TEXTO:
++++++++++++++++++++

E poucos são os que chegam a estas penedias. Esconde-as o tempo. Escondêmo-las nós, na nossa aversão às devassas. Esconde-as o arvoredo, a cujo nascimento o granito assistiu, esconde-as a lenda, a fábula, o mistério das suas formas.

Porque Endovélico ainda era deus quando um dia descansou à sombra delas. Digo eu. Porque muitos foram as maltas de gatunos que se atalaiaram entre os blocos, de bacamarte apontado a qualquer triste almocreve. Porque não ia embora o cheiro das ginetas, quando - aqui d'El-Rei! - as capoeiras do vale levavam sucessivas razias nocturnas. Porque, também, ali emboscado o guarda-florestal (querido velho Amigo Luís! jamais esquecido!) de arma aperrada fazia a sua espera ao predador, o piopardo, como ele lhe chamava.

++++++++++++++++++++

TAREFAS:
a. No texto sobre as penedias, que nome dava o guarda-florestal ao predador?
b. Cite do texto sobre as penedias o trecho que vai de "E poucos são" até "ele lhe chamava.".
c. Prolongue o texto sobre as penedias a partir do ponto em que termina.

DADOS FORNECIDOS:
++++++++++++++++++++

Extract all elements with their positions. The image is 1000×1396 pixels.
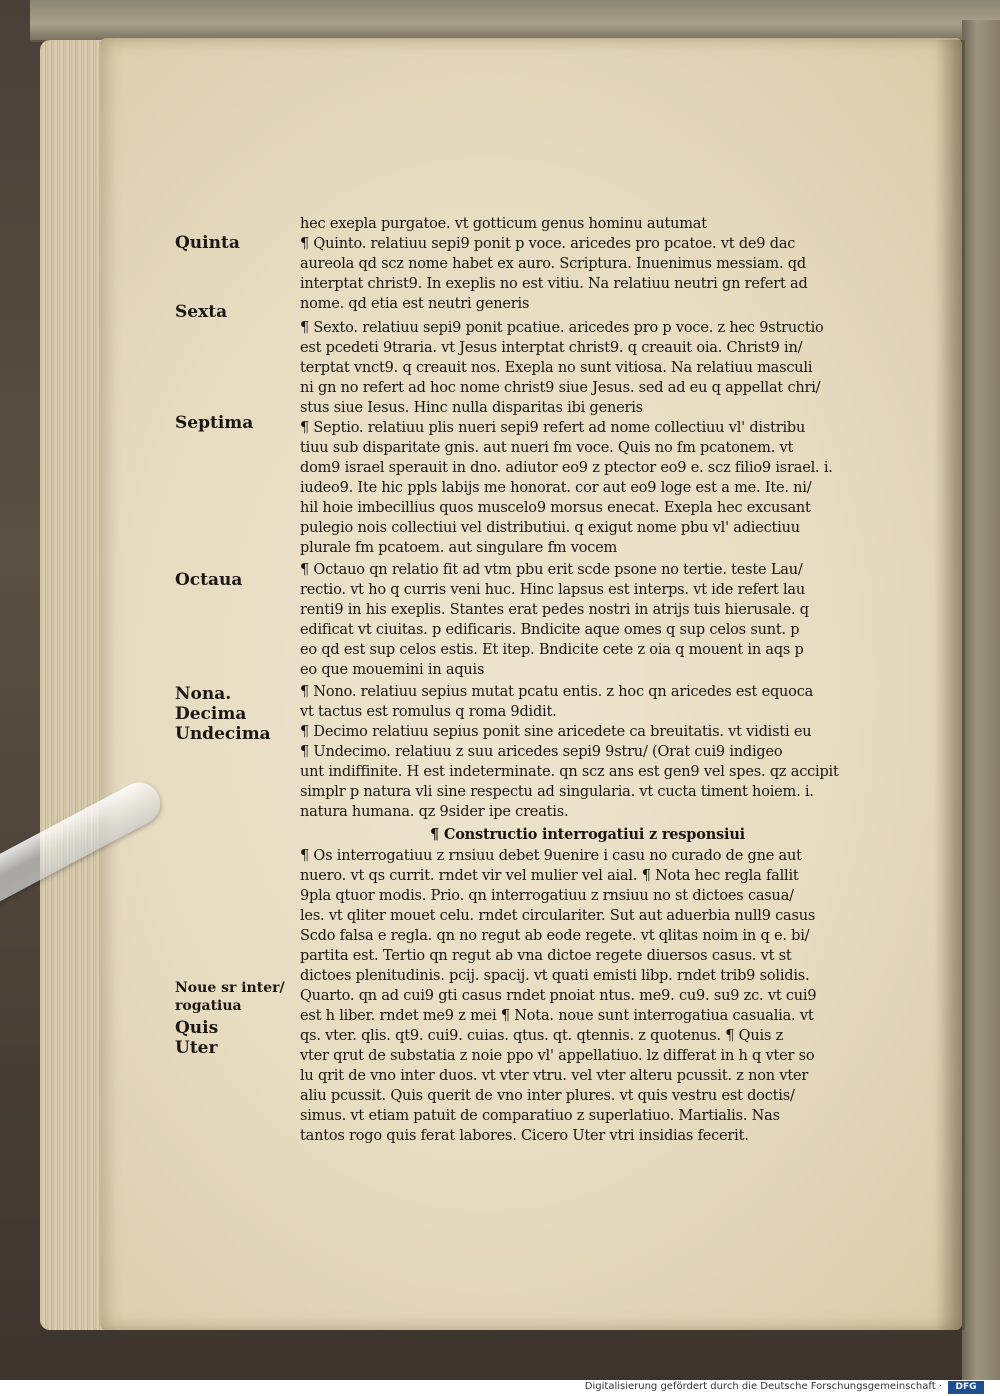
text-line: vt tactus est romulus q roma 9didit. [300,704,557,720]
text-line: ¶ Undecimo. relatiuu z suu aricedes sepi9 9stru/ (Orat cui9 indigeo [300,744,783,760]
text-line: Quarto. qn ad cui9 gti casus rndet pnoiat ntus. me9. cu9. su9 zc. vt cui9 [300,988,817,1004]
text-line: nome. qd etia est neutri generis [300,296,530,312]
text-line: tantos rogo quis ferat labores. Cicero Uter vtri insidias fecerit. [300,1128,749,1144]
text-line: ¶ Quinto. relatiuu sepi9 ponit p voce. aricedes pro pcatoe. vt de9 dac [300,236,796,252]
text-line: eo qd est sup celos estis. Et itep. Bndicite cete z oia q mouent in aqs p [300,642,804,658]
margin-note: Sexta [175,302,228,322]
text-line: dictoes plenitudinis. pcij. spacij. vt quati emisti libp. rndet trib9 solidis. [300,968,810,984]
text-line: ¶ Septio. relatiuu plis nueri sepi9 refert ad nome collectiuu vl' distribu [300,420,806,436]
text-line: vter qrut de substatia z noie ppo vl' appellatiuo. lz differat in h q vter so [300,1048,815,1064]
text-line: ¶ Nono. relatiuu sepius mutat pcatu entis. z hoc qn aricedes est equoca [300,684,814,700]
margin-note: rogatiua [175,998,242,1014]
text-line: unt indiffinite. H est indeterminate. qn scz ans est gen9 vel spes. qz accipit [300,764,839,780]
text-line: simplr p natura vli sine respectu ad singularia. vt cucta timent hoiem. i. [300,784,814,800]
text-line: renti9 in his exeplis. Stantes erat pedes nostri in atrijs tuis hierusale. q [300,602,809,618]
text-line: eo que mouemini in aquis [300,662,485,678]
margin-note: Decima [175,704,247,724]
book-cover-right [962,20,1000,1380]
margin-note: Noue sr inter/ [175,980,285,996]
section-heading: ¶ Constructio interrogatiui z responsiui [430,826,745,843]
text-line: les. vt qliter mouet celu. rndet circulariter. Sut aut aduerbia null9 casus [300,908,816,924]
text-line: terptat vnct9. q creauit nos. Exepla no sunt vitiosa. Na relatiuu masculi [300,360,813,376]
page-gutter-shadow [935,40,965,1330]
text-line: interptat christ9. In exeplis no est vitiu. Na relatiuu neutri gn refert ad [300,276,808,292]
text-line: Scdo falsa e regla. qn no regut ab eode regete. vt qlitas noim in q e. bi/ [300,928,810,944]
margin-note: Quinta [175,233,240,253]
text-line: ¶ Octauo qn relatio fit ad vtm pbu erit scde psone no tertie. teste Lau/ [300,562,803,578]
text-line: aliu pcussit. Quis querit de vno inter plures. vt quis vestru est doctis/ [300,1088,795,1104]
text-line: lu qrit de vno inter duos. vt vter vtru. vel vter alteru pcussit. z non vter [300,1068,809,1084]
text-line: est h liber. rndet me9 z mei ¶ Nota. noue sunt interrogatiua casualia. vt [300,1008,814,1024]
text-line: aureola qd scz nome habet ex auro. Scriptura. Inuenimus messiam. qd [300,256,806,272]
text-line: stus siue Iesus. Hinc nulla disparitas ibi generis [300,400,643,416]
text-line: partita est. Tertio qn regut ab vna dictoe regete diuersos casus. vt st [300,948,792,964]
text-line: ¶ Sexto. relatiuu sepi9 ponit pcatiue. aricedes pro p voce. z hec 9structio [300,320,824,336]
margin-note: Uter [175,1038,218,1058]
footer-credit: Digitalisierung gefördert durch die Deutsche Forschungsgemeinschaft · [584,1381,942,1392]
text-line: iudeo9. Ite hic ppls labijs me honorat. cor aut eo9 loge est a me. Ite. ni/ [300,480,812,496]
margin-note: Quis [175,1018,219,1038]
text-line: hil hoie imbecillius quos muscelo9 morsus enecat. Exepla hec excusant [300,500,811,516]
text-line: pulegio nois collectiui vel distributiui. q exigut nome pbu vl' adiectiuu [300,520,800,536]
text-line: natura humana. qz 9sider ipe creatis. [300,804,569,820]
margin-note: Undecima [175,724,271,744]
margin-note: Septima [175,413,254,433]
margin-note: Nona. [175,684,232,704]
text-line: hec exepla purgatoe. vt gotticum genus hominu autumat [300,216,707,232]
text-line: rectio. vt ho q curris veni huc. Hinc lapsus est interps. vt ide refert lau [300,582,806,598]
text-line: edificat vt ciuitas. p edificaris. Bndicite aque omes q sup celos sunt. p [300,622,800,638]
text-line: nuero. vt qs currit. rndet vir vel mulier vel aial. ¶ Nota hec regla fallit [300,868,799,884]
text-line: qs. vter. qlis. qt9. cui9. cuias. qtus. qt. qtennis. z quotenus. ¶ Quis z [300,1028,784,1044]
book-cover-top [30,0,1000,42]
text-line: plurale fm pcatoem. aut singulare fm vocem [300,540,618,556]
dfg-logo: DFG [948,1381,984,1394]
text-line: ¶ Decimo relatiuu sepius ponit sine aricedete ca breuitatis. vt vidisti eu [300,724,812,740]
text-line: tiuu sub disparitate gnis. aut nueri fm voce. Quis no fm pcatonem. vt [300,440,794,456]
text-line: 9pla qtuor modis. Prio. qn interrogatiuu z rnsiuu no st dictoes casua/ [300,888,794,904]
text-line: ¶ Os interrogatiuu z rnsiuu debet 9uenire i casu no curado de gne aut [300,848,802,864]
text-line: est pcedeti 9traria. vt Jesus interptat christ9. q creauit oia. Christ9 in/ [300,340,803,356]
margin-note: Octaua [175,570,243,590]
text-line: ni gn no refert ad hoc nome christ9 siue Jesus. sed ad eu q appellat chri/ [300,380,821,396]
text-line: dom9 israel sperauit in dno. adiutor eo9 z ptector eo9 e. scz filio9 israel. i. [300,460,833,476]
text-line: simus. vt etiam patuit de comparatiuo z superlatiuo. Martialis. Nas [300,1108,780,1124]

++++++++++++++++++++

RESPOSTAS:
a. Piopardo.

b.
E poucos são os que chegam a estas penedias. Esconde-as o tempo. Escondêmo-las nós, na nossa aversão às devassas. Esconde-as o arvoredo, a cujo nascimento o granito assistiu, esconde-as a lenda, a fábula, o mistério das suas formas.

Porque Endovélico ainda era deus quando um dia descansou à sombra delas. Digo eu. Porque muitos foram as maltas de gatunos que se atalaiaram entre os blocos, de bacamarte apontado a qualquer triste almocreve. Porque não ia embora o cheiro das ginetas, quando - aqui d'El-Rei! - as capoeiras do vale levavam sucessivas razias nocturnas. Porque, também, ali emboscado o guarda-florestal (querido velho Amigo Luís! jamais esquecido!) de arma aperrada fazia a sua espera ao predador, o piopardo, como ele lhe chamava.

c.
Relatos é o que por estas bandas mais se iguala à água das fontes - na sua fartura. Mas a vivência, a proximidade, o contacto, isso, por muito que muitos insistam, é reservado a muitos menos - a nós e aos nossos, tudo abrangendo a confiança e a amizade. Bens raros, esparsos, visiveis nos gestos e geralmente pouco palavrosos.

 

Esforços outonais

João-Afonso Machado, 14.11.10

O restolhar no folhame, percebi, era algo intimidatório. Seriam os sapatos adequados àquele matagal?... Comecei logo explicando, o Outono não morde... Sequer é frio

(- Deixe lá o discurso tropical...),

e faz bem às crianças, enrijece-as, lava-lhes os pulmões. Depois, é colorido, à sua maneira, claro. Mas cada estação guarda ciosamente as suas cores. Virá ainda o Inverno e a alvura dos seus nevões, não nos precipitemos... Aqui ninguém tem pressa.

- Olhe à sua volta, regale-se com este mundo de castanhos...

Parecia mais amena. Notou a abundância do musgo, a humidade escorregando no granito, impregnada no ar...

- Claro, não fora assim, onde o apanhar para forrar o presépio?

Minho sem humidade não é Minho. Como não o seria sem esta eterna melodia das águas das fontes, um fartar delas, basta olhar em redor.

- Daquela lá ao fundo, vê?, bebe-se da milagrosa. Não há desidratado que não ressuscite, se lhe acerta com a boca...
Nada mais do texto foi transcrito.